Dataset rows:
++++++

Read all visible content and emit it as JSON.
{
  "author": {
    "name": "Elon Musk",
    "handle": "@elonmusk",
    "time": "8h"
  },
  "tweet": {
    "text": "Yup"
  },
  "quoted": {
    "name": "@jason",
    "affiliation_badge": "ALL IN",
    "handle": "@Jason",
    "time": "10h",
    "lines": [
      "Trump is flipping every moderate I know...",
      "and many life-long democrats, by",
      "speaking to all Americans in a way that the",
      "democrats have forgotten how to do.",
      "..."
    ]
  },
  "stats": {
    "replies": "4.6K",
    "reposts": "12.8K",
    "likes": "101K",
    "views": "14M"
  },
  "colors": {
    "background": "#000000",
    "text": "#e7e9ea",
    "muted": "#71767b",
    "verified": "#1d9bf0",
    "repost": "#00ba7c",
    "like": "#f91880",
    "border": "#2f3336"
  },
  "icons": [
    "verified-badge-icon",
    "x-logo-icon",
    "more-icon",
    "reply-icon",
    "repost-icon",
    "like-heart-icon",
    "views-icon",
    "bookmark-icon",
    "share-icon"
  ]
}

++++++

What you need to do: Above are the records; retype every one exactly.

Result:
Read all visible content and emit it as JSON.
{
  "author": {
    "name": "Elon Musk",
    "handle": "@elonmusk",
    "time": "8h"
  },
  "tweet": {
    "text": "Yup"
  },
  "quoted": {
    "name": "@jason",
    "affiliation_badge": "ALL IN",
    "handle": "@Jason",
    "time": "10h",
    "lines": [
      "Trump is flipping every moderate I know...",
      "and many life-long democrats, by",
      "speaking to all Americans in a way that the",
      "democrats have forgotten how to do.",
      "..."
    ]
  },
  "stats": {
    "replies": "4.6K",
    "reposts": "12.8K",
    "likes": "101K",
    "views": "14M"
  },
  "colors": {
    "background": "#000000",
    "text": "#e7e9ea",
    "muted": "#71767b",
    "verified": "#1d9bf0",
    "repost": "#00ba7c",
    "like": "#f91880",
    "border": "#2f3336"
  },
  "icons": [
    "verified-badge-icon",
    "x-logo-icon",
    "more-icon",
    "reply-icon",
    "repost-icon",
    "like-heart-icon",
    "views-icon",
    "bookmark-icon",
    "share-icon"
  ]
}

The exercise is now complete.